▶ [Stored items from a collection]
[BEGIN]

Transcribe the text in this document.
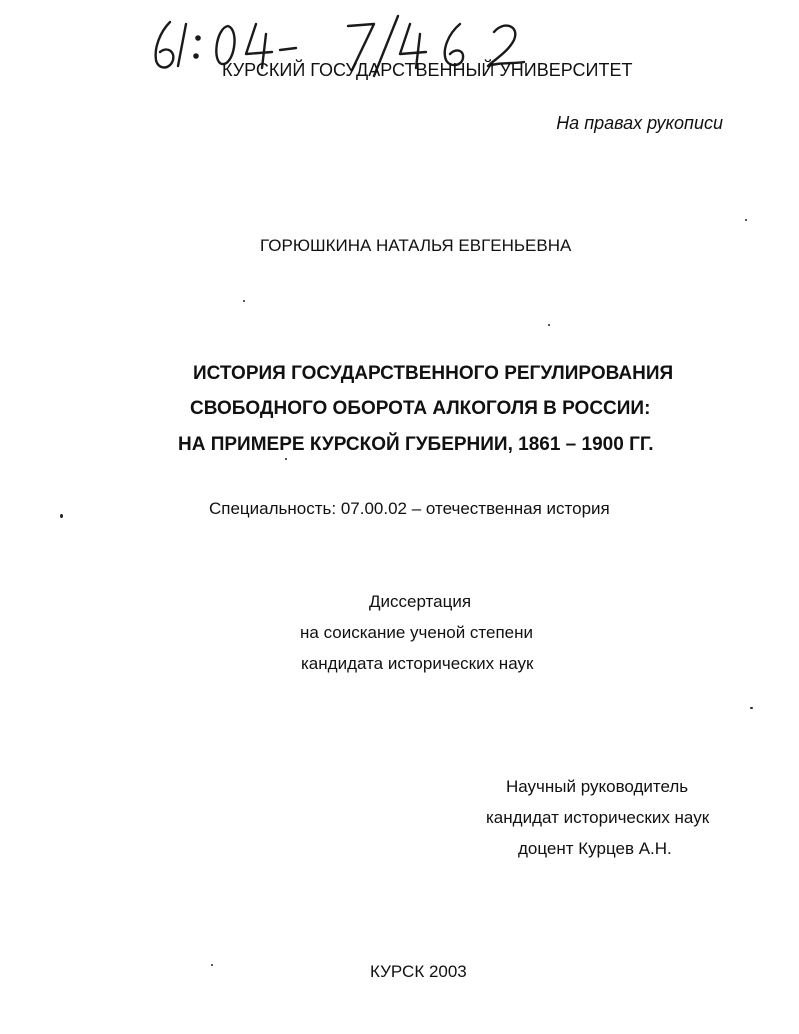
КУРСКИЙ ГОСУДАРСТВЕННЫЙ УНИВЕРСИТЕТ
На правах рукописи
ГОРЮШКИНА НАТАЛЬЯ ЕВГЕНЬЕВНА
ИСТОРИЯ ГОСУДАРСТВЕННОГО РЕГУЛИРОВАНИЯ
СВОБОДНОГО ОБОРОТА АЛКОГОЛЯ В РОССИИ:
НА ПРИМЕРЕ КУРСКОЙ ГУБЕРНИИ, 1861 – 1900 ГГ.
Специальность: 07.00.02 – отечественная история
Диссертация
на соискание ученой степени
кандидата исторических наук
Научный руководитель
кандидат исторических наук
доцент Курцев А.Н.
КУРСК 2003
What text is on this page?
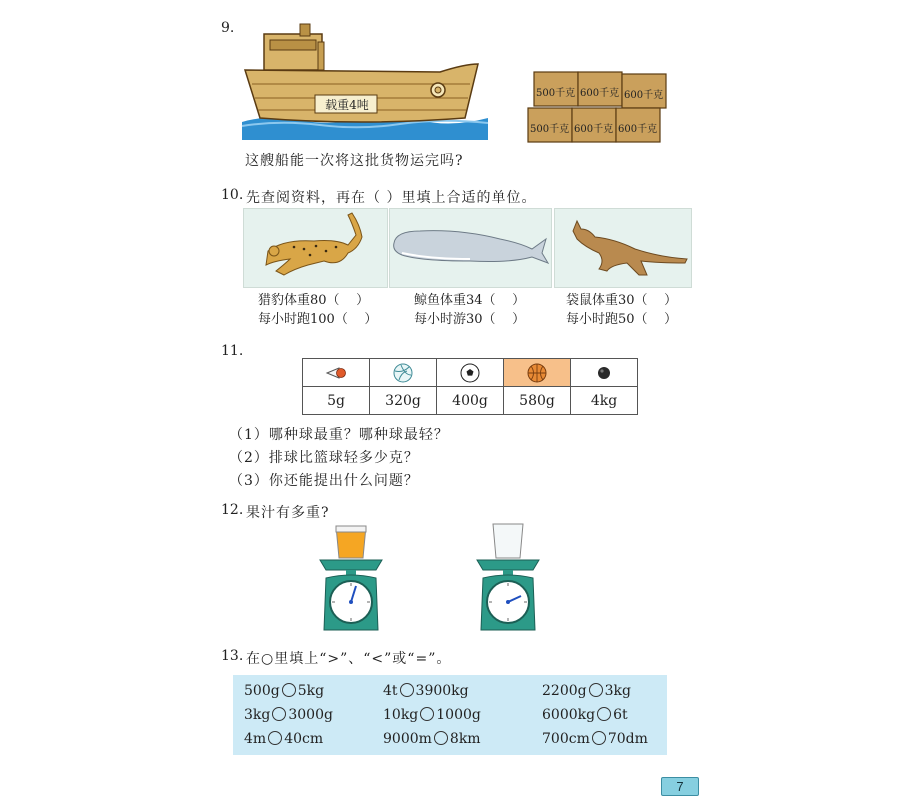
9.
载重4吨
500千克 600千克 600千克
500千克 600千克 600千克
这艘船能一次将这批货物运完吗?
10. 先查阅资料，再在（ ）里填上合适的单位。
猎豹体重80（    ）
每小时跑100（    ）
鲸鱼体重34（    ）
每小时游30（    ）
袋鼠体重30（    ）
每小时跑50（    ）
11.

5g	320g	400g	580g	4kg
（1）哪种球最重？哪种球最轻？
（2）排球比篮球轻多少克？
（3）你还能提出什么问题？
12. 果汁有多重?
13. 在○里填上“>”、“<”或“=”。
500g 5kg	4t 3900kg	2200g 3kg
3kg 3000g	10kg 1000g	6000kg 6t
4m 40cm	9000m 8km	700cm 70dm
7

[END]

Exact duplication of all the records is required; pictures are omitted from the copy.

▶ [Reply]
Transcribe the text in this document.
КУРСКИЙ ГОСУДАРСТВЕННЫЙ УНИВЕРСИТЕТ
На правах рукописи
ГОРЮШКИНА НАТАЛЬЯ ЕВГЕНЬЕВНА
ИСТОРИЯ ГОСУДАРСТВЕННОГО РЕГУЛИРОВАНИЯ
СВОБОДНОГО ОБОРОТА АЛКОГОЛЯ В РОССИИ:
НА ПРИМЕРЕ КУРСКОЙ ГУБЕРНИИ, 1861 – 1900 ГГ.
Специальность: 07.00.02 – отечественная история
Диссертация
на соискание ученой степени
кандидата исторических наук
Научный руководитель
кандидат исторических наук
доцент Курцев А.Н.
КУРСК 2003
What text is on this page?
9.
载重4吨
500千克 600千克 600千克
500千克 600千克 600千克
这艘船能一次将这批货物运完吗?
10. 先查阅资料，再在（ ）里填上合适的单位。
猎豹体重80（    ）
每小时跑100（    ）
鲸鱼体重34（    ）
每小时游30（    ）
袋鼠体重30（    ）
每小时跑50（    ）
11.

5g	320g	400g	580g	4kg
（1）哪种球最重？哪种球最轻？
（2）排球比篮球轻多少克？
（3）你还能提出什么问题？
12. 果汁有多重?
13. 在○里填上“>”、“<”或“=”。
500g 5kg	4t 3900kg	2200g 3kg
3kg 3000g	10kg 1000g	6000kg 6t
4m 40cm	9000m 8km	700cm 70dm
7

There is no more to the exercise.